* [GIVEN TASK]:
Wherever "than" appears in a line, list that line.

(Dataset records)
-- -- --

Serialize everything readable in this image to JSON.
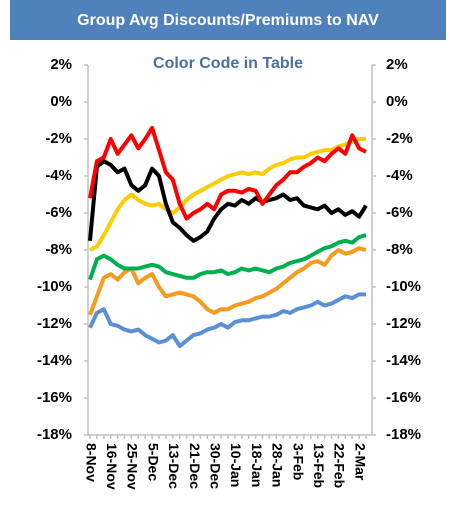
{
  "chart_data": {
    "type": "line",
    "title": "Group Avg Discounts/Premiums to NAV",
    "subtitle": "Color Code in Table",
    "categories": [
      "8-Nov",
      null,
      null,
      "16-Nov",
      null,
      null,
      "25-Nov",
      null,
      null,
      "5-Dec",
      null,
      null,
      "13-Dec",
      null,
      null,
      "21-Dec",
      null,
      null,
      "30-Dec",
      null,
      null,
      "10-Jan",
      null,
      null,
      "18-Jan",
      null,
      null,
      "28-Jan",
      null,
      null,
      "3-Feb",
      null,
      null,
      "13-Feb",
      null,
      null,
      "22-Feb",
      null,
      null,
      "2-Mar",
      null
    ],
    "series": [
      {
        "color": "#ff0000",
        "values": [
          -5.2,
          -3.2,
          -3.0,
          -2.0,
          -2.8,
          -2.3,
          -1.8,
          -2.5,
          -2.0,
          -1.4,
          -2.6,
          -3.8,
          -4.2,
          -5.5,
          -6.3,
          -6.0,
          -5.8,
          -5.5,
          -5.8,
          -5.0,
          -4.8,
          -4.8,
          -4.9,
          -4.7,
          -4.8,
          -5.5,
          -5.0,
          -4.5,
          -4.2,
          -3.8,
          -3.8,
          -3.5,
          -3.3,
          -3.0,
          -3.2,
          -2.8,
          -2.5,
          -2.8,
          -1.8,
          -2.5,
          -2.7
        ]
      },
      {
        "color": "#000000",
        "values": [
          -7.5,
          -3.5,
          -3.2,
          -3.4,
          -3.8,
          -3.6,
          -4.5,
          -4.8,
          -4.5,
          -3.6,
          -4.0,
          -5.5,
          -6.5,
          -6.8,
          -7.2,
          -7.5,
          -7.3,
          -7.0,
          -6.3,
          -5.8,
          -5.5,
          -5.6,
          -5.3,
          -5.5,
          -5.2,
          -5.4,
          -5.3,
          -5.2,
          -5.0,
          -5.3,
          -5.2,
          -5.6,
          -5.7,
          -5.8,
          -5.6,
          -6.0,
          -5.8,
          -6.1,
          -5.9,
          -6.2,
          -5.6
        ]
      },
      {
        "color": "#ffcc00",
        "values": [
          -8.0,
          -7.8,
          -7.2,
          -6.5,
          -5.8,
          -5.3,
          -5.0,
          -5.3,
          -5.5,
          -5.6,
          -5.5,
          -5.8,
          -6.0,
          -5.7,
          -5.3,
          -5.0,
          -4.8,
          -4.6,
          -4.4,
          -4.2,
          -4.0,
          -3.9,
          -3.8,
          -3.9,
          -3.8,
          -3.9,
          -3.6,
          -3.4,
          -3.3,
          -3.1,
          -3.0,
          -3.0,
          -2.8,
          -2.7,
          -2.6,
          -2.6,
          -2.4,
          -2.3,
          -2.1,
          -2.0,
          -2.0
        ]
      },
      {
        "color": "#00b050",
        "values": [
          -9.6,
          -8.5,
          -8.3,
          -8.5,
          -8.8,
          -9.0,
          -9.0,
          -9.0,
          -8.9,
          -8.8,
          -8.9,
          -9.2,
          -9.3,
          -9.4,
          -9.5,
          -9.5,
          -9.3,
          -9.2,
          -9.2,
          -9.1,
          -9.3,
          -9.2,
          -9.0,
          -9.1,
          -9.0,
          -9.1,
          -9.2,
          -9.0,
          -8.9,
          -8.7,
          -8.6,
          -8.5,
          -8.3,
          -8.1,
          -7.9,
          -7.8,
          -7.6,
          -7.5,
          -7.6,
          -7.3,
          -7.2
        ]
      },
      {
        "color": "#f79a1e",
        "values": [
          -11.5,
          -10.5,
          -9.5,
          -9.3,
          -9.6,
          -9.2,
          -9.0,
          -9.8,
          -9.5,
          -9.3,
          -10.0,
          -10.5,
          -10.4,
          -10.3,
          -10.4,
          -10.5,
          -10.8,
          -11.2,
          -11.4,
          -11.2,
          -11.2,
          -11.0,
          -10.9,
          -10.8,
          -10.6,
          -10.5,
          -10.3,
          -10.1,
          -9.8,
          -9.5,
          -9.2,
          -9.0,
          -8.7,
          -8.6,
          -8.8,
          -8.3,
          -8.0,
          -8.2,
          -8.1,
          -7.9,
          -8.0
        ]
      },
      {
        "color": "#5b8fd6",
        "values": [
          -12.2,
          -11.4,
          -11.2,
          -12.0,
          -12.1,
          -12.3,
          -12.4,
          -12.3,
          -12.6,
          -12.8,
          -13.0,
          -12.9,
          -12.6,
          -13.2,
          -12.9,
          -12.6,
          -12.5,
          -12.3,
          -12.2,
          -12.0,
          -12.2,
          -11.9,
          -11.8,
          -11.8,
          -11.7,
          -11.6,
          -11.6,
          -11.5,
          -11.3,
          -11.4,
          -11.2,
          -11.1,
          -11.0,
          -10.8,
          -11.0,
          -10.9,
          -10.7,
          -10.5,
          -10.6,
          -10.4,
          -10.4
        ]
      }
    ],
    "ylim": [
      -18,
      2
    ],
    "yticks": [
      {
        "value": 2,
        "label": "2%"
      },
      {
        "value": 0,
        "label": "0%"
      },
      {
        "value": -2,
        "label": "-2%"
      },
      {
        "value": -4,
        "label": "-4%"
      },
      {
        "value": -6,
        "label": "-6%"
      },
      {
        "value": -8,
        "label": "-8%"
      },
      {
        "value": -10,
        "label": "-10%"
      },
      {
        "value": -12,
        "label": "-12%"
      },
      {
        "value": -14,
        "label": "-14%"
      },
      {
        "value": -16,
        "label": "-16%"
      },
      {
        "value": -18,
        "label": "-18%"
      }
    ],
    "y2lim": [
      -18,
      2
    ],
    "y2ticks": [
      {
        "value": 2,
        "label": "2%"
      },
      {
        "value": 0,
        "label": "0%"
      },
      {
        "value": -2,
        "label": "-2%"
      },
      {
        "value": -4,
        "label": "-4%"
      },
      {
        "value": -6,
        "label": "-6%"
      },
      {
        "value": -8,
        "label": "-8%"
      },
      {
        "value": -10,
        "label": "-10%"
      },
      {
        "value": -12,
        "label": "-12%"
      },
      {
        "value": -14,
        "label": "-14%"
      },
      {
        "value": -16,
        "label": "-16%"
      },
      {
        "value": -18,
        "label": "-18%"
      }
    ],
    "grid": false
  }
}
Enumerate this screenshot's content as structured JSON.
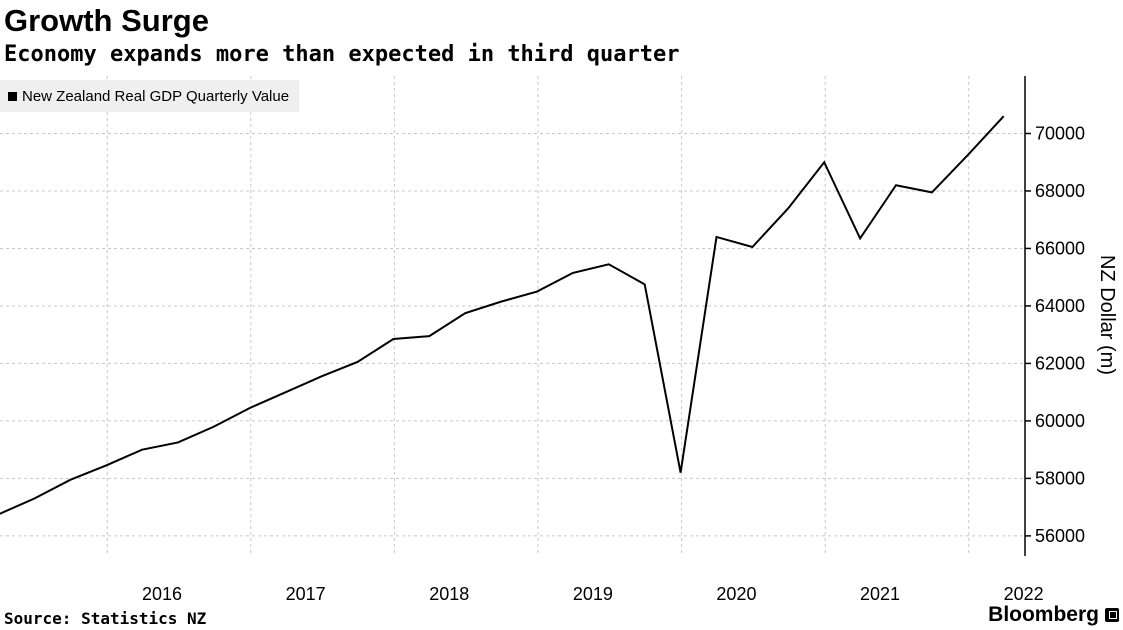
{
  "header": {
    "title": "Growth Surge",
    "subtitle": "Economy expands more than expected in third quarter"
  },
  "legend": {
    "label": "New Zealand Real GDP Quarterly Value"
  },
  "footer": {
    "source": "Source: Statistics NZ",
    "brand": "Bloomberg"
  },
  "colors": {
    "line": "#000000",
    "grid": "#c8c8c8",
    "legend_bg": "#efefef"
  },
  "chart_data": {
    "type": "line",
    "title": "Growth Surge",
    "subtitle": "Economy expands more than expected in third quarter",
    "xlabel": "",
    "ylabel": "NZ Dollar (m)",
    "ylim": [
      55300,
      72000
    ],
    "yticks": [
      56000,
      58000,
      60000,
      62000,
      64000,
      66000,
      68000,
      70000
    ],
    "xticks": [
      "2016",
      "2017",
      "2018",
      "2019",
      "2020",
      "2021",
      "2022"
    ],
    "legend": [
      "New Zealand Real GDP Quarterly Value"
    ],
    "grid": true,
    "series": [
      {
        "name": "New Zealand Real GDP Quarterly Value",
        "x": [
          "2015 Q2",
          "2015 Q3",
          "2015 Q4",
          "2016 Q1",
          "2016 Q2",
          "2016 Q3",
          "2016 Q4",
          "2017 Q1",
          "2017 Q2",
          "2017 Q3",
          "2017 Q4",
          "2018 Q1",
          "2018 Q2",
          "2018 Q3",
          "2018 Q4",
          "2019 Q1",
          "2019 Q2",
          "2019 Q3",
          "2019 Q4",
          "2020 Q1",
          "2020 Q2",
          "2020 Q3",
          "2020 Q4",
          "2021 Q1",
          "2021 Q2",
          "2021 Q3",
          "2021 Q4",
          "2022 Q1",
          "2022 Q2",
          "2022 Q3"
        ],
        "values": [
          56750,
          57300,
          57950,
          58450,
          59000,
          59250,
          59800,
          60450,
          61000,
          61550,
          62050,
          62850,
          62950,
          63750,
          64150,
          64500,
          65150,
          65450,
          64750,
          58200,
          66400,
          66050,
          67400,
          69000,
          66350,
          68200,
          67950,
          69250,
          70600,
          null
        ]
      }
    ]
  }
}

-- -- --

* [SOLUTION BELOW]:
    "subtitle": "Economy expands more than expected in third quarter"
    "subtitle": "Economy expands more than expected in third quarter",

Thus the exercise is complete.